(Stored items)
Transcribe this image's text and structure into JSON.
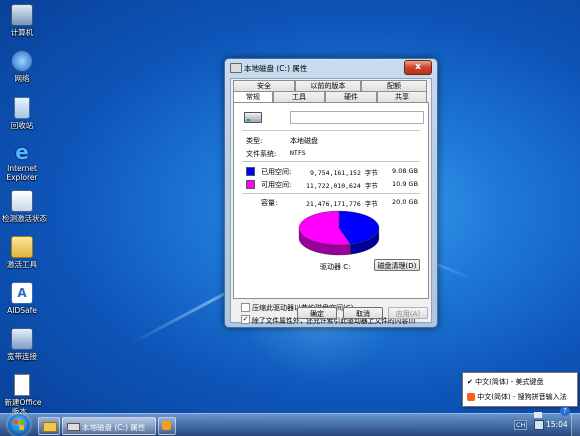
{
  "desktop": {
    "icons": [
      {
        "label": "计算机",
        "icon": "computer-icon"
      },
      {
        "label": "网络",
        "icon": "network-icon"
      },
      {
        "label": "回收站",
        "icon": "recycle-bin-icon"
      },
      {
        "label": "Internet Explorer",
        "icon": "ie-icon"
      },
      {
        "label": "检测激活状态",
        "icon": "activation-icon"
      },
      {
        "label": "激活工具",
        "icon": "folder-icon"
      },
      {
        "label": "AIDSafe",
        "icon": "shield-app-icon"
      },
      {
        "label": "宽带连接",
        "icon": "broadband-icon"
      },
      {
        "label": "新建Office版本...",
        "icon": "document-icon"
      }
    ]
  },
  "dialog": {
    "title": "本地磁盘 (C:) 属性",
    "close_label": "x",
    "tabs_top": [
      "安全",
      "以前的版本",
      "配额"
    ],
    "tabs_bottom": [
      "常规",
      "工具",
      "硬件",
      "共享"
    ],
    "active_tab": "常规",
    "name_value": "",
    "type_label": "类型:",
    "type_value": "本地磁盘",
    "fs_label": "文件系统:",
    "fs_value": "NTFS",
    "used": {
      "label": "已用空间:",
      "bytes": "9,754,161,152 字节",
      "size": "9.08 GB",
      "color": "#0000ff"
    },
    "free": {
      "label": "可用空间:",
      "bytes": "11,722,010,624 字节",
      "size": "10.9 GB",
      "color": "#ff00ff"
    },
    "capacity": {
      "label": "容量:",
      "bytes": "21,476,171,776 字节",
      "size": "20.0 GB"
    },
    "drive_label": "驱动器 C:",
    "cleanup_button": "磁盘清理(D)",
    "compress_option": "压缩此驱动器以节约磁盘空间(C)",
    "compress_checked": false,
    "index_option": "除了文件属性外，还允许索引此驱动器上文件的内容(I)",
    "index_checked": true,
    "ok_button": "确定",
    "cancel_button": "取消",
    "apply_button": "应用(A)"
  },
  "ime_popup": {
    "items": [
      {
        "label": "中文(简体) - 美式键盘",
        "checked": true
      },
      {
        "label": "中文(简体) - 搜狗拼音输入法",
        "checked": false
      }
    ]
  },
  "taskbar": {
    "window_label": "本地磁盘 (C:) 属性",
    "lang": "CH",
    "clock": "15:04"
  },
  "chart_data": {
    "type": "pie",
    "categories": [
      "已用空间",
      "可用空间"
    ],
    "values": [
      9754161152,
      11722010624
    ],
    "colors": [
      "#0000ff",
      "#ff00ff"
    ]
  }
}
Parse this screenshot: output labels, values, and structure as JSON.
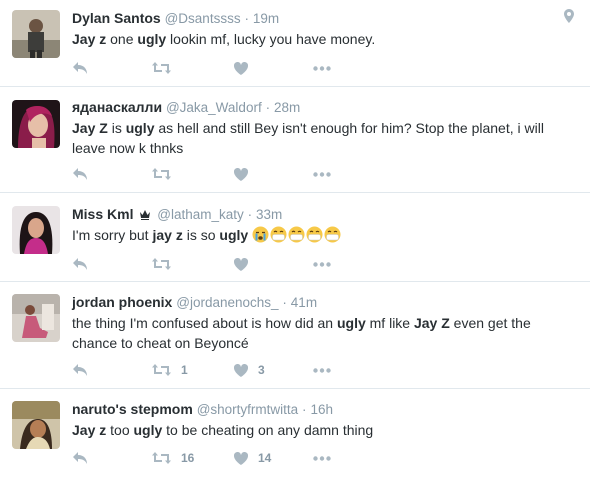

### Problem to work on
The records above are to be restated exactly, without their pictures.

### Output
Transcribe this image's text and structure into JSON.
{
  "desktop": {
    "icons": [
      {
        "label": "计算机",
        "icon": "computer-icon"
      },
      {
        "label": "网络",
        "icon": "network-icon"
      },
      {
        "label": "回收站",
        "icon": "recycle-bin-icon"
      },
      {
        "label": "Internet Explorer",
        "icon": "ie-icon"
      },
      {
        "label": "检测激活状态",
        "icon": "activation-icon"
      },
      {
        "label": "激活工具",
        "icon": "folder-icon"
      },
      {
        "label": "AIDSafe",
        "icon": "shield-app-icon"
      },
      {
        "label": "宽带连接",
        "icon": "broadband-icon"
      },
      {
        "label": "新建Office版本...",
        "icon": "document-icon"
      }
    ]
  },
  "dialog": {
    "title": "本地磁盘 (C:) 属性",
    "close_label": "x",
    "tabs_top": [
      "安全",
      "以前的版本",
      "配额"
    ],
    "tabs_bottom": [
      "常规",
      "工具",
      "硬件",
      "共享"
    ],
    "active_tab": "常规",
    "name_value": "",
    "type_label": "类型:",
    "type_value": "本地磁盘",
    "fs_label": "文件系统:",
    "fs_value": "NTFS",
    "used": {
      "label": "已用空间:",
      "bytes": "9,754,161,152 字节",
      "size": "9.08 GB",
      "color": "#0000ff"
    },
    "free": {
      "label": "可用空间:",
      "bytes": "11,722,010,624 字节",
      "size": "10.9 GB",
      "color": "#ff00ff"
    },
    "capacity": {
      "label": "容量:",
      "bytes": "21,476,171,776 字节",
      "size": "20.0 GB"
    },
    "drive_label": "驱动器 C:",
    "cleanup_button": "磁盘清理(D)",
    "compress_option": "压缩此驱动器以节约磁盘空间(C)",
    "compress_checked": false,
    "index_option": "除了文件属性外，还允许索引此驱动器上文件的内容(I)",
    "index_checked": true,
    "ok_button": "确定",
    "cancel_button": "取消",
    "apply_button": "应用(A)"
  },
  "ime_popup": {
    "items": [
      {
        "label": "中文(简体) - 美式键盘",
        "checked": true
      },
      {
        "label": "中文(简体) - 搜狗拼音输入法",
        "checked": false
      }
    ]
  },
  "taskbar": {
    "window_label": "本地磁盘 (C:) 属性",
    "lang": "CH",
    "clock": "15:04"
  },
  "chart_data": {
    "type": "pie",
    "categories": [
      "已用空间",
      "可用空间"
    ],
    "values": [
      9754161152,
      11722010624
    ],
    "colors": [
      "#0000ff",
      "#ff00ff"
    ]
  }
}
Parse this screenshot: output labels, values, and structure as JSON.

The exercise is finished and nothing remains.